[Rows from a dataset]

• • •

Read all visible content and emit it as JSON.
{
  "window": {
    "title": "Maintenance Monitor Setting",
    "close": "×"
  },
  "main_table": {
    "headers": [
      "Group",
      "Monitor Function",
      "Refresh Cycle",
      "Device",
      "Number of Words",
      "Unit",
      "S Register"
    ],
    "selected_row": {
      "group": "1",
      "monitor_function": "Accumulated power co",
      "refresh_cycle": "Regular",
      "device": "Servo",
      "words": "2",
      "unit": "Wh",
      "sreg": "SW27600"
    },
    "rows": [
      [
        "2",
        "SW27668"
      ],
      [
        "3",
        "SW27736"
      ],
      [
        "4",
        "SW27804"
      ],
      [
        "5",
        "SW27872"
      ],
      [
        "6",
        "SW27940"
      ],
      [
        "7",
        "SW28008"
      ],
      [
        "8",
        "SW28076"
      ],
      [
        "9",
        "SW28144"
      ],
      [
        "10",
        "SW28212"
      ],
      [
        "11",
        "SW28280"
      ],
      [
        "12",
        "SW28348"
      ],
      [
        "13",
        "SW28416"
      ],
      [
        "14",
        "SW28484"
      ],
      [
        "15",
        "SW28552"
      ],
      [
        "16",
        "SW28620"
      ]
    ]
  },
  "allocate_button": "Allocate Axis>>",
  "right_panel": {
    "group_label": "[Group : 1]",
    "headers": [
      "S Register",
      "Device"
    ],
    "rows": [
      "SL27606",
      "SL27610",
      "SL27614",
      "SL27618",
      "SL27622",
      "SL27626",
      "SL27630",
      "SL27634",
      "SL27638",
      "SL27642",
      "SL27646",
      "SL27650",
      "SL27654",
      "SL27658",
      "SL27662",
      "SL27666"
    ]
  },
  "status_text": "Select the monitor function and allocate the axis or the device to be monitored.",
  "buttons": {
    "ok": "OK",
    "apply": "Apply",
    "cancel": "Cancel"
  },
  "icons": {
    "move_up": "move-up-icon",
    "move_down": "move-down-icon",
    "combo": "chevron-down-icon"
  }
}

• • •

§ Requirement: Each line must be given again exactly as written above.

§ Reply to the exercise:
Read all visible content and emit it as JSON.
{
  "window": {
    "title": "Maintenance Monitor Setting",
    "close": "×"
  },
  "main_table": {
    "headers": [
      "Group",
      "Monitor Function",
      "Refresh Cycle",
      "Device",
      "Number of Words",
      "Unit",
      "S Register"
    ],
    "selected_row": {
      "group": "1",
      "monitor_function": "Accumulated power co",
      "refresh_cycle": "Regular",
      "device": "Servo",
      "words": "2",
      "unit": "Wh",
      "sreg": "SW27600"
    },
    "rows": [
      [
        "2",
        "SW27668"
      ],
      [
        "3",
        "SW27736"
      ],
      [
        "4",
        "SW27804"
      ],
      [
        "5",
        "SW27872"
      ],
      [
        "6",
        "SW27940"
      ],
      [
        "7",
        "SW28008"
      ],
      [
        "8",
        "SW28076"
      ],
      [
        "9",
        "SW28144"
      ],
      [
        "10",
        "SW28212"
      ],
      [
        "11",
        "SW28280"
      ],
      [
        "12",
        "SW28348"
      ],
      [
        "13",
        "SW28416"
      ],
      [
        "14",
        "SW28484"
      ],
      [
        "15",
        "SW28552"
      ],
      [
        "16",
        "SW28620"
      ]
    ]
  },
  "allocate_button": "Allocate Axis>>",
  "right_panel": {
    "group_label": "[Group : 1]",
    "headers": [
      "S Register",
      "Device"
    ],
    "rows": [
      "SL27606",
      "SL27610",
      "SL27614",
      "SL27618",
      "SL27622",
      "SL27626",
      "SL27630",
      "SL27634",
      "SL27638",
      "SL27642",
      "SL27646",
      "SL27650",
      "SL27654",
      "SL27658",
      "SL27662",
      "SL27666"
    ]
  },
  "status_text": "Select the monitor function and allocate the axis or the device to be monitored.",
  "buttons": {
    "ok": "OK",
    "apply": "Apply",
    "cancel": "Cancel"
  },
  "icons": {
    "move_up": "move-up-icon",
    "move_down": "move-down-icon",
    "combo": "chevron-down-icon"
  }
}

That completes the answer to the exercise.